-- Begin TEXT EXTRACT --
To evaluate the impact of T-M3D layout optimization on the fullchip design, we choose Triple Data Encryption Standard (DES3), Advanced Encryption Standard (AES), and Low-Density Parity-Check (LDPC) circuit benchmarks from open source hardware benchmark suites. For each benchmark, the core size is set by 70% of the final placement utilization, and the clock period is determined by the worst negative slack which is less than 20ps. We set the clock period of DES3 as 0.4ns, 0.5ns for AES, and 1.2ns for LDPC. PDN metal usage is determined under the condition that the die static IR-drop is less than 2% (16mV) of 0.8V supply voltage for each benchmark. 10% of M5 with 64nm width, 10% of M6 with 128nm width, and 20% of M7, M8 with 384nm width are used for PDN design in every benchmark. Under the same settings, folding and stitching T-M3D ICs are designed by respective design flows, and voltage sources are placed on every cross-section between M8 and M7 layers. In this work, we do not take the packaging IR-drop into account.
-- End TEXT EXTRACT --
-- Begin RECORDED INFORMATION --
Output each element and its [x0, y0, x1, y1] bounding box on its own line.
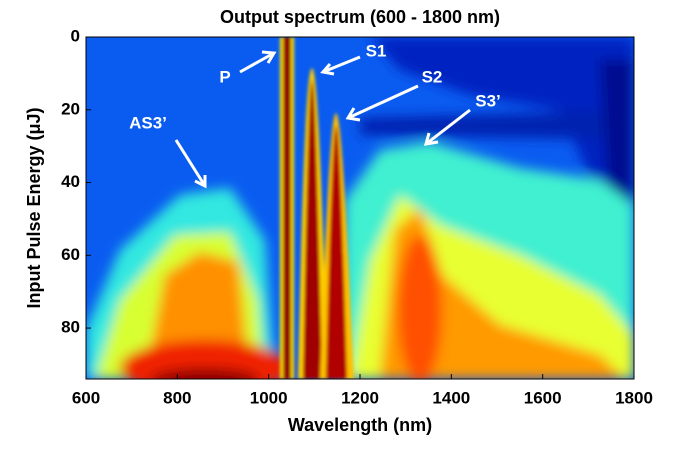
-- End RECORDED INFORMATION --
AIM OF THE EXERCISE >>
Copy out the passage on the T-M3D benchmark setup word for word, in full.

WRITTEN ANSWER >>
To evaluate the impact of T-M3D layout optimization on the fullchip design, we choose Triple Data Encryption Standard (DES3), Advanced Encryption Standard (AES), and Low-Density Parity-Check (LDPC) circuit benchmarks from open source hardware benchmark suites. For each benchmark, the core size is set by 70% of the final placement utilization, and the clock period is determined by the worst negative slack which is less than 20ps. We set the clock period of DES3 as 0.4ns, 0.5ns for AES, and 1.2ns for LDPC. PDN metal usage is determined under the condition that the die static IR-drop is less than 2% (16mV) of 0.8V supply voltage for each benchmark. 10% of M5 with 64nm width, 10% of M6 with 128nm width, and 20% of M7, M8 with 384nm width are used for PDN design in every benchmark. Under the same settings, folding and stitching T-M3D ICs are designed by respective design flows, and voltage sources are placed on every cross-section between M8 and M7 layers. In this work, we do not take the packaging IR-drop into account.